(Figure contents as structured data)

[start]

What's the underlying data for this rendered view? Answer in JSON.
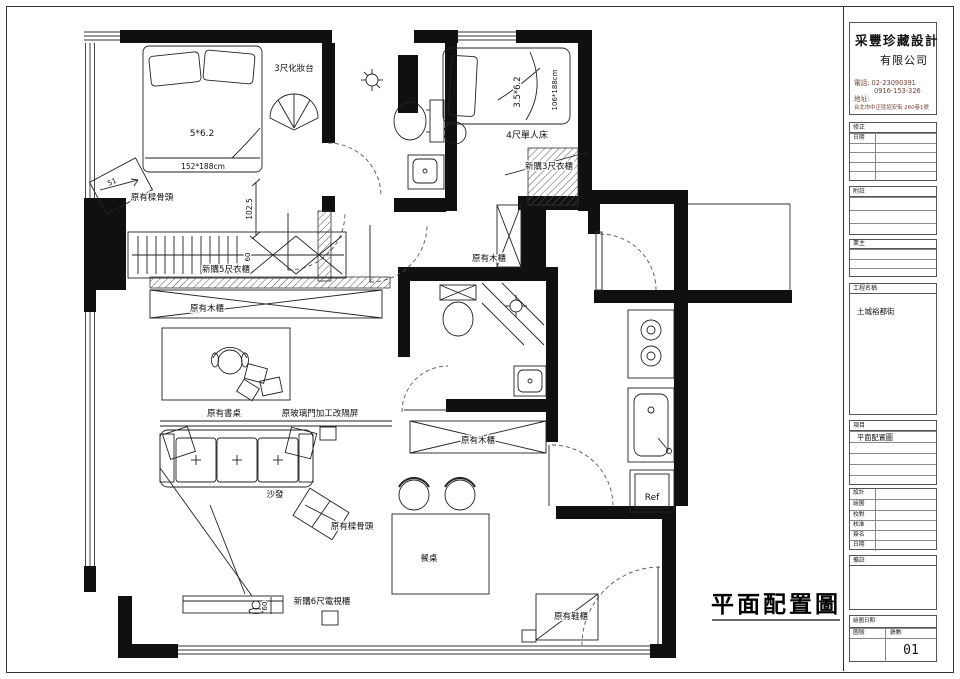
{
  "plan": {
    "big_title": "平面配置圖",
    "rooms": {
      "bed1_size": "5*6.2",
      "bed1_dim": "152*188cm",
      "dresser": "3尺化妝台",
      "beam_marker": "原有樑骨頭",
      "beam_tag": "51",
      "dim_height": "102.5",
      "dim_60": "60",
      "wardrobe_5ft": "新購5尺衣櫃",
      "wood_cabinet": "原有木櫃",
      "desk": "原有書桌",
      "glass_partition": "原玻璃門加工改隔屏",
      "sofa": "沙發",
      "tv_cabinet_6ft": "新購6尺電視櫃",
      "dining_table": "餐桌",
      "shoe_cabinet": "原有鞋櫃",
      "bed2_size": "3.5*6.2",
      "bed2_dim": "106*188cm",
      "single_bed_4ft": "4尺單人床",
      "wardrobe_3ft": "新購3尺衣櫃",
      "fridge": "Ref"
    }
  },
  "title_block": {
    "company_name": "采豐珍藏設計",
    "company_suffix": "有限公司",
    "phone_label": "電話:",
    "phone_1": "02-23090391",
    "phone_2": "0916-153-326",
    "address_label": "地址:",
    "address": "台北市中正區詔安街 260巷1號",
    "revision_label": "修正",
    "date_label": "日期",
    "notes_label": "附註",
    "client_label": "業主",
    "project_label": "工程名稱",
    "project_name": "土城裕都街",
    "item_label": "項目",
    "item_value": "平面配置圖",
    "sign_rows": [
      "設計",
      "繪圖",
      "校對",
      "核准",
      "簽名",
      "日期"
    ],
    "remarks_label": "備註",
    "draw_date_label": "繪圖日期",
    "sheet_no_label": "圖號",
    "sheet_count_label": "張數",
    "sheet_number": "01"
  }
}
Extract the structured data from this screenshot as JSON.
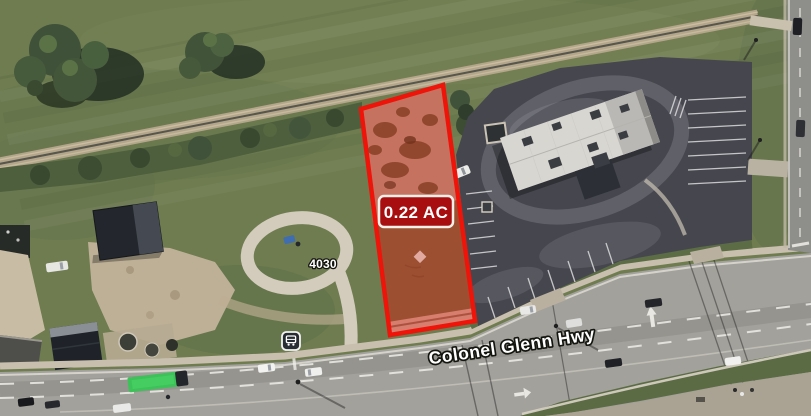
{
  "map": {
    "street_label": "Colonel Glenn Hwy",
    "address_label": "4030",
    "parcel": {
      "area_label": "0.22 AC"
    },
    "colors": {
      "parcel_outline": "#ee1409",
      "parcel_fill_tint": "rgba(237,28,17,0.18)",
      "area_label_bg": "#a80e10",
      "area_label_border": "#f3efe9",
      "area_label_text": "#ffffff"
    },
    "icons": [
      {
        "name": "bus-stop-icon"
      }
    ]
  }
}
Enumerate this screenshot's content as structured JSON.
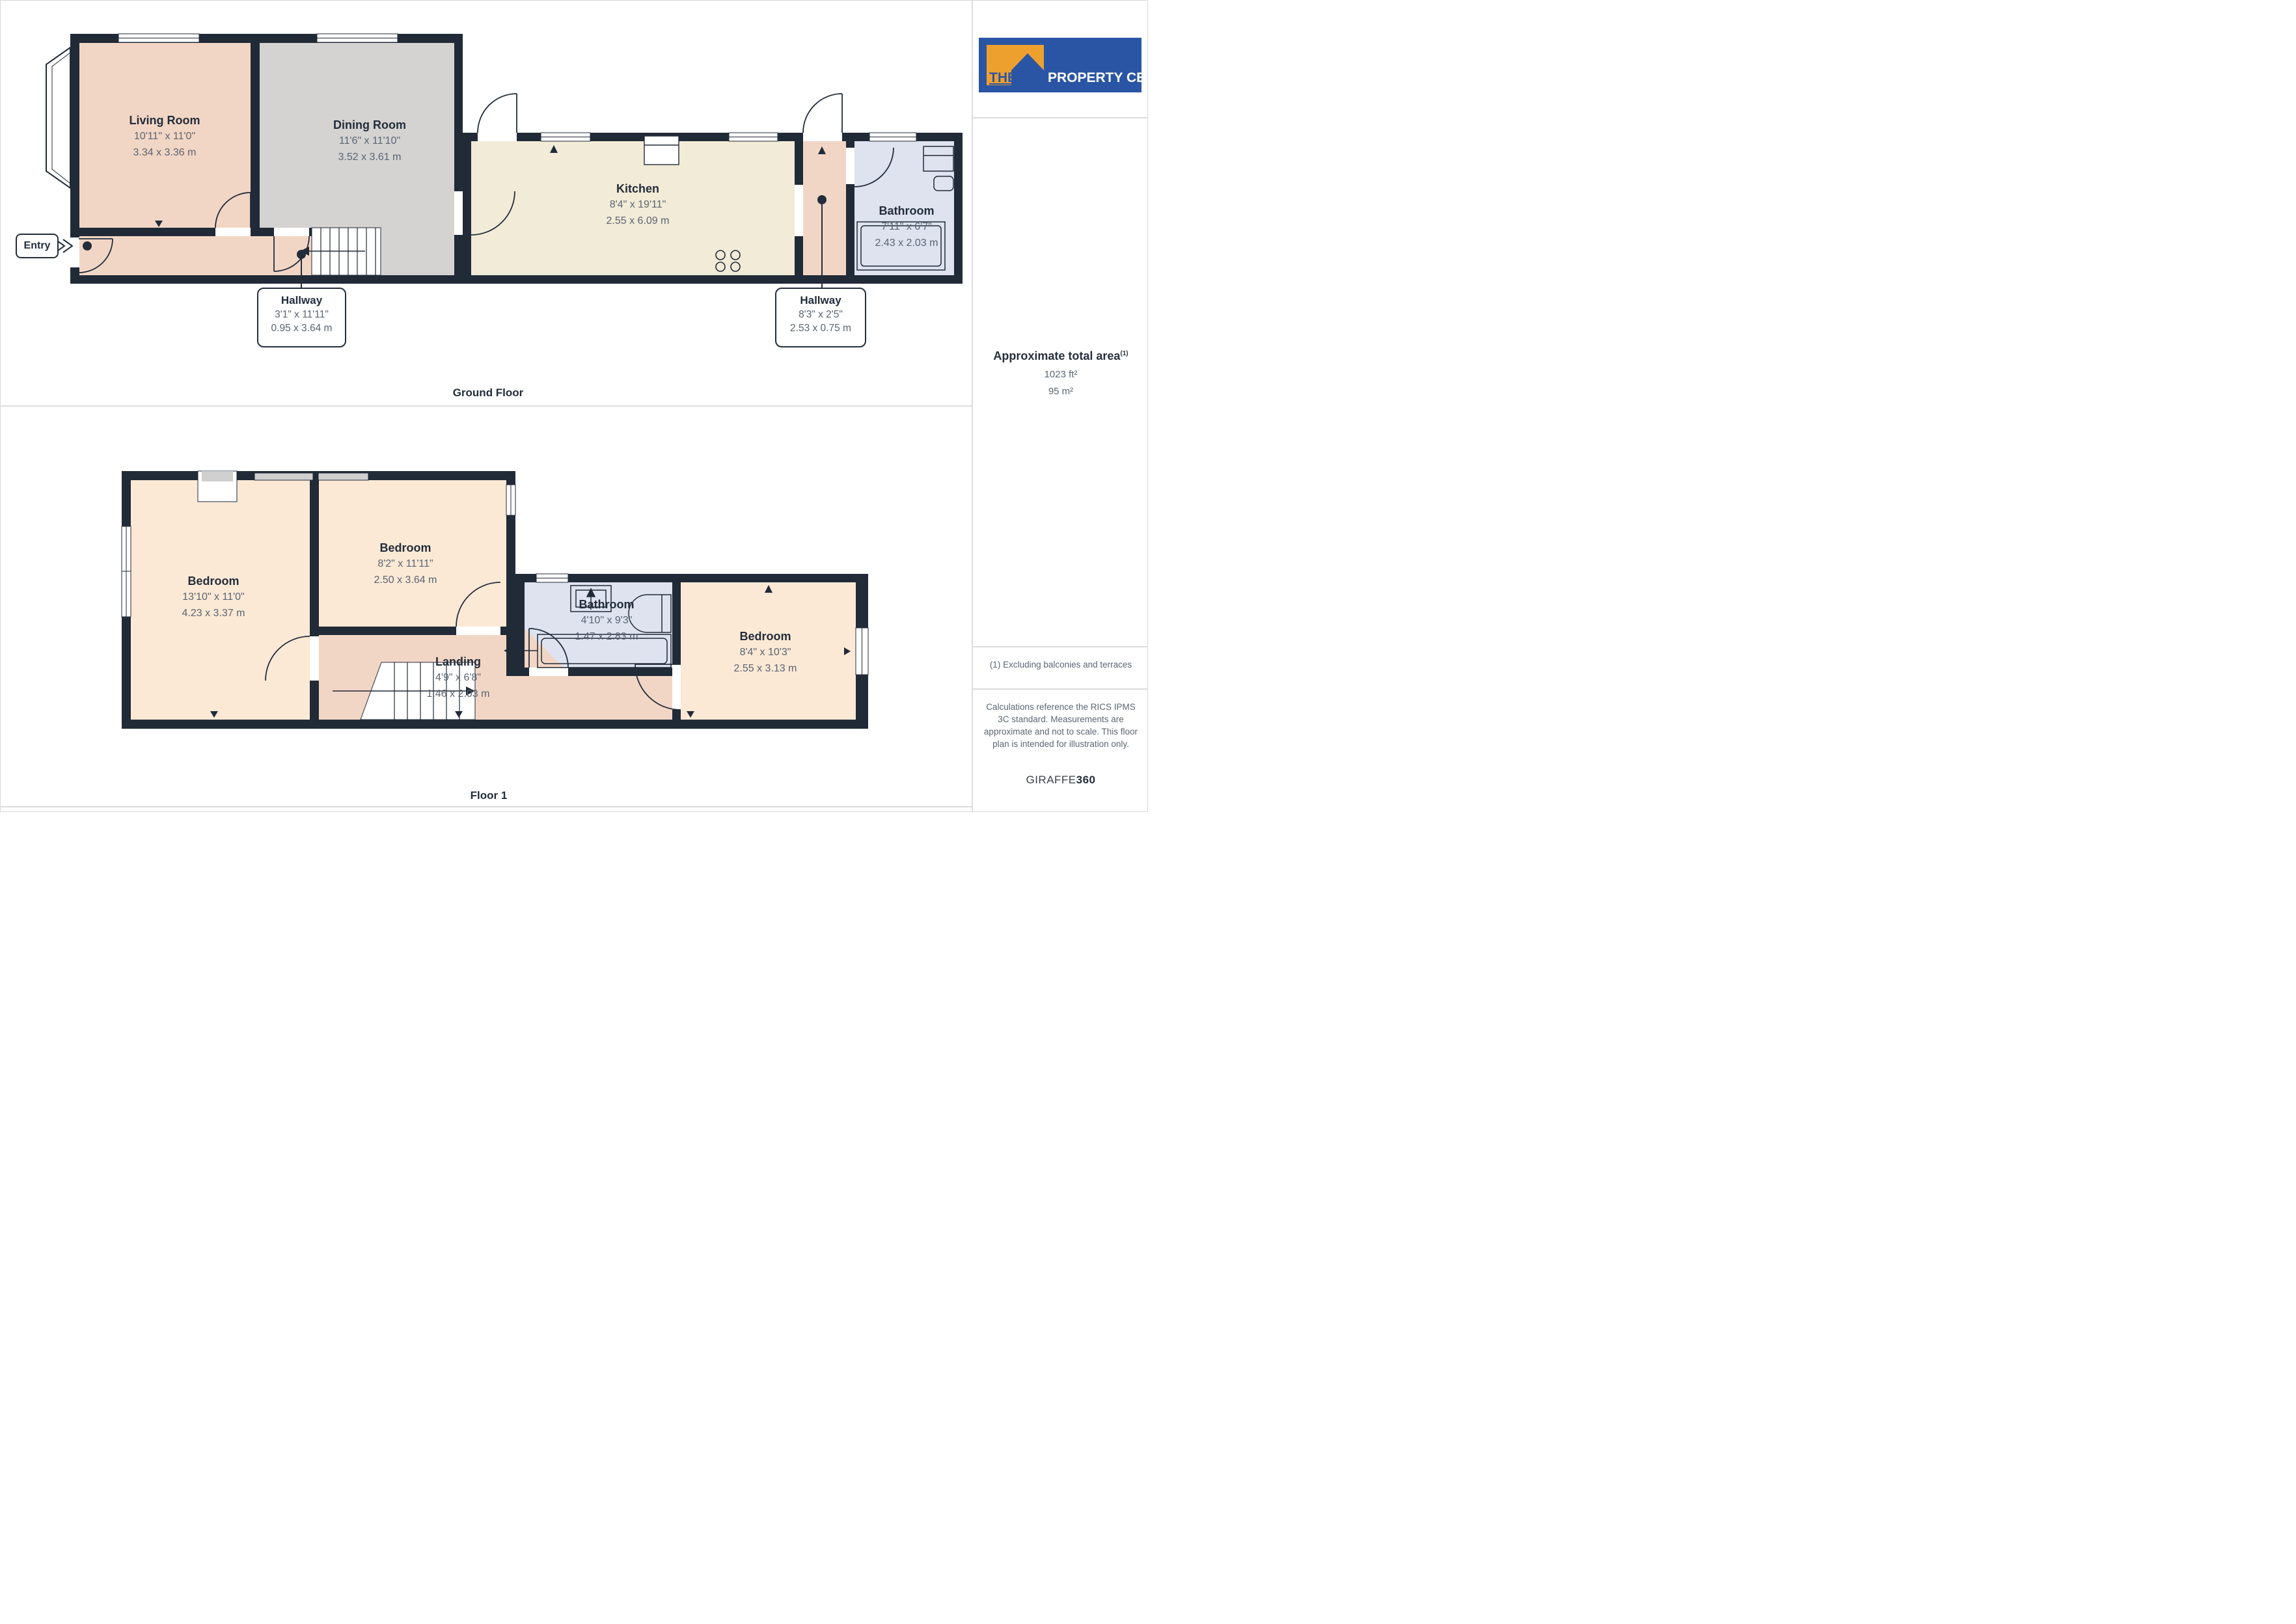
{
  "branding": {
    "logo_the": "THE",
    "logo_rest": "PROPERTY CENTRE",
    "brand_blue": "#2A55A4",
    "brand_orange": "#EEA02F"
  },
  "sidebar": {
    "area_title": "Approximate total area",
    "area_sup": "(1)",
    "area_ft": "1023 ft²",
    "area_m": "95 m²",
    "note1": "(1) Excluding balconies and terraces",
    "note2": "Calculations reference the RICS IPMS 3C standard. Measurements are approximate and not to scale. This floor plan is intended for illustration only.",
    "credit_name": "GIRAFFE",
    "credit_suffix": "360"
  },
  "floors": [
    {
      "label": "Ground Floor",
      "rooms": {
        "living": {
          "name": "Living Room",
          "dims_ft": "10'11\" x 11'0\"",
          "dims_m": "3.34 x 3.36 m"
        },
        "dining": {
          "name": "Dining Room",
          "dims_ft": "11'6\" x 11'10\"",
          "dims_m": "3.52 x 3.61 m"
        },
        "kitchen": {
          "name": "Kitchen",
          "dims_ft": "8'4\" x 19'11\"",
          "dims_m": "2.55 x 6.09 m"
        },
        "bathroom": {
          "name": "Bathroom",
          "dims_ft": "7'11\" x 6'7\"",
          "dims_m": "2.43 x 2.03 m"
        }
      },
      "callouts": {
        "hallway1": {
          "name": "Hallway",
          "dims_ft": "3'1\" x 11'11\"",
          "dims_m": "0.95 x 3.64 m"
        },
        "hallway2": {
          "name": "Hallway",
          "dims_ft": "8'3\" x 2'5\"",
          "dims_m": "2.53 x 0.75 m"
        },
        "entry": {
          "label": "Entry"
        }
      }
    },
    {
      "label": "Floor 1",
      "rooms": {
        "bedroom1": {
          "name": "Bedroom",
          "dims_ft": "13'10\" x 11'0\"",
          "dims_m": "4.23 x 3.37 m"
        },
        "bedroom2": {
          "name": "Bedroom",
          "dims_ft": "8'2\" x 11'11\"",
          "dims_m": "2.50 x 3.64 m"
        },
        "bathroom": {
          "name": "Bathroom",
          "dims_ft": "4'10\" x 9'3\"",
          "dims_m": "1.47 x 2.83 m"
        },
        "bedroom3": {
          "name": "Bedroom",
          "dims_ft": "8'4\" x 10'3\"",
          "dims_m": "2.55 x 3.13 m"
        },
        "landing": {
          "name": "Landing",
          "dims_ft": "4'9\" x 6'8\"",
          "dims_m": "1.46 x 2.03 m"
        }
      }
    }
  ],
  "colors": {
    "wall": "#212A37",
    "room_peach": "#F2D6C5",
    "room_peach_light": "#FBE9D6",
    "room_gray": "#D4D3D2",
    "room_cream": "#F1EBD7",
    "room_blue": "#DEE3EF",
    "text_dark": "#232D3B",
    "text_dim": "#5A6470",
    "divider": "#DCDCDC"
  }
}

[end]

__Set problem__.
Leave the pictures out and print the records above exactly as they stand.

__Answer to the exercise__.
What's the underlying data for this rendered view? Answer in JSON.
{
  "plan": {
    "big_title": "平面配置圖",
    "rooms": {
      "bed1_size": "5*6.2",
      "bed1_dim": "152*188cm",
      "dresser": "3尺化妝台",
      "beam_marker": "原有樑骨頭",
      "beam_tag": "51",
      "dim_height": "102.5",
      "dim_60": "60",
      "wardrobe_5ft": "新購5尺衣櫃",
      "wood_cabinet": "原有木櫃",
      "desk": "原有書桌",
      "glass_partition": "原玻璃門加工改隔屏",
      "sofa": "沙發",
      "tv_cabinet_6ft": "新購6尺電視櫃",
      "dining_table": "餐桌",
      "shoe_cabinet": "原有鞋櫃",
      "bed2_size": "3.5*6.2",
      "bed2_dim": "106*188cm",
      "single_bed_4ft": "4尺單人床",
      "wardrobe_3ft": "新購3尺衣櫃",
      "fridge": "Ref"
    }
  },
  "title_block": {
    "company_name": "采豐珍藏設計",
    "company_suffix": "有限公司",
    "phone_label": "電話:",
    "phone_1": "02-23090391",
    "phone_2": "0916-153-326",
    "address_label": "地址:",
    "address": "台北市中正區詔安街 260巷1號",
    "revision_label": "修正",
    "date_label": "日期",
    "notes_label": "附註",
    "client_label": "業主",
    "project_label": "工程名稱",
    "project_name": "土城裕都街",
    "item_label": "項目",
    "item_value": "平面配置圖",
    "sign_rows": [
      "設計",
      "繪圖",
      "校對",
      "核准",
      "簽名",
      "日期"
    ],
    "remarks_label": "備註",
    "draw_date_label": "繪圖日期",
    "sheet_no_label": "圖號",
    "sheet_count_label": "張數",
    "sheet_number": "01"
  }
}
Extract the structured data from this screenshot as JSON.
{
  "map": {
    "street_label": "Colonel Glenn Hwy",
    "address_label": "4030",
    "parcel": {
      "area_label": "0.22 AC"
    },
    "colors": {
      "parcel_outline": "#ee1409",
      "parcel_fill_tint": "rgba(237,28,17,0.18)",
      "area_label_bg": "#a80e10",
      "area_label_border": "#f3efe9",
      "area_label_text": "#ffffff"
    },
    "icons": [
      {
        "name": "bus-stop-icon"
      }
    ]
  }
}
Enumerate this screenshot's content as structured JSON.
{
  "branding": {
    "logo_the": "THE",
    "logo_rest": "PROPERTY CENTRE",
    "brand_blue": "#2A55A4",
    "brand_orange": "#EEA02F"
  },
  "sidebar": {
    "area_title": "Approximate total area",
    "area_sup": "(1)",
    "area_ft": "1023 ft²",
    "area_m": "95 m²",
    "note1": "(1) Excluding balconies and terraces",
    "note2": "Calculations reference the RICS IPMS 3C standard. Measurements are approximate and not to scale. This floor plan is intended for illustration only.",
    "credit_name": "GIRAFFE",
    "credit_suffix": "360"
  },
  "floors": [
    {
      "label": "Ground Floor",
      "rooms": {
        "living": {
          "name": "Living Room",
          "dims_ft": "10'11\" x 11'0\"",
          "dims_m": "3.34 x 3.36 m"
        },
        "dining": {
          "name": "Dining Room",
          "dims_ft": "11'6\" x 11'10\"",
          "dims_m": "3.52 x 3.61 m"
        },
        "kitchen": {
          "name": "Kitchen",
          "dims_ft": "8'4\" x 19'11\"",
          "dims_m": "2.55 x 6.09 m"
        },
        "bathroom": {
          "name": "Bathroom",
          "dims_ft": "7'11\" x 6'7\"",
          "dims_m": "2.43 x 2.03 m"
        }
      },
      "callouts": {
        "hallway1": {
          "name": "Hallway",
          "dims_ft": "3'1\" x 11'11\"",
          "dims_m": "0.95 x 3.64 m"
        },
        "hallway2": {
          "name": "Hallway",
          "dims_ft": "8'3\" x 2'5\"",
          "dims_m": "2.53 x 0.75 m"
        },
        "entry": {
          "label": "Entry"
        }
      }
    },
    {
      "label": "Floor 1",
      "rooms": {
        "bedroom1": {
          "name": "Bedroom",
          "dims_ft": "13'10\" x 11'0\"",
          "dims_m": "4.23 x 3.37 m"
        },
        "bedroom2": {
          "name": "Bedroom",
          "dims_ft": "8'2\" x 11'11\"",
          "dims_m": "2.50 x 3.64 m"
        },
        "bathroom": {
          "name": "Bathroom",
          "dims_ft": "4'10\" x 9'3\"",
          "dims_m": "1.47 x 2.83 m"
        },
        "bedroom3": {
          "name": "Bedroom",
          "dims_ft": "8'4\" x 10'3\"",
          "dims_m": "2.55 x 3.13 m"
        },
        "landing": {
          "name": "Landing",
          "dims_ft": "4'9\" x 6'8\"",
          "dims_m": "1.46 x 2.03 m"
        }
      }
    }
  ],
  "colors": {
    "wall": "#212A37",
    "room_peach": "#F2D6C5",
    "room_peach_light": "#FBE9D6",
    "room_gray": "#D4D3D2",
    "room_cream": "#F1EBD7",
    "room_blue": "#DEE3EF",
    "text_dark": "#232D3B",
    "text_dim": "#5A6470",
    "divider": "#DCDCDC"
  }
}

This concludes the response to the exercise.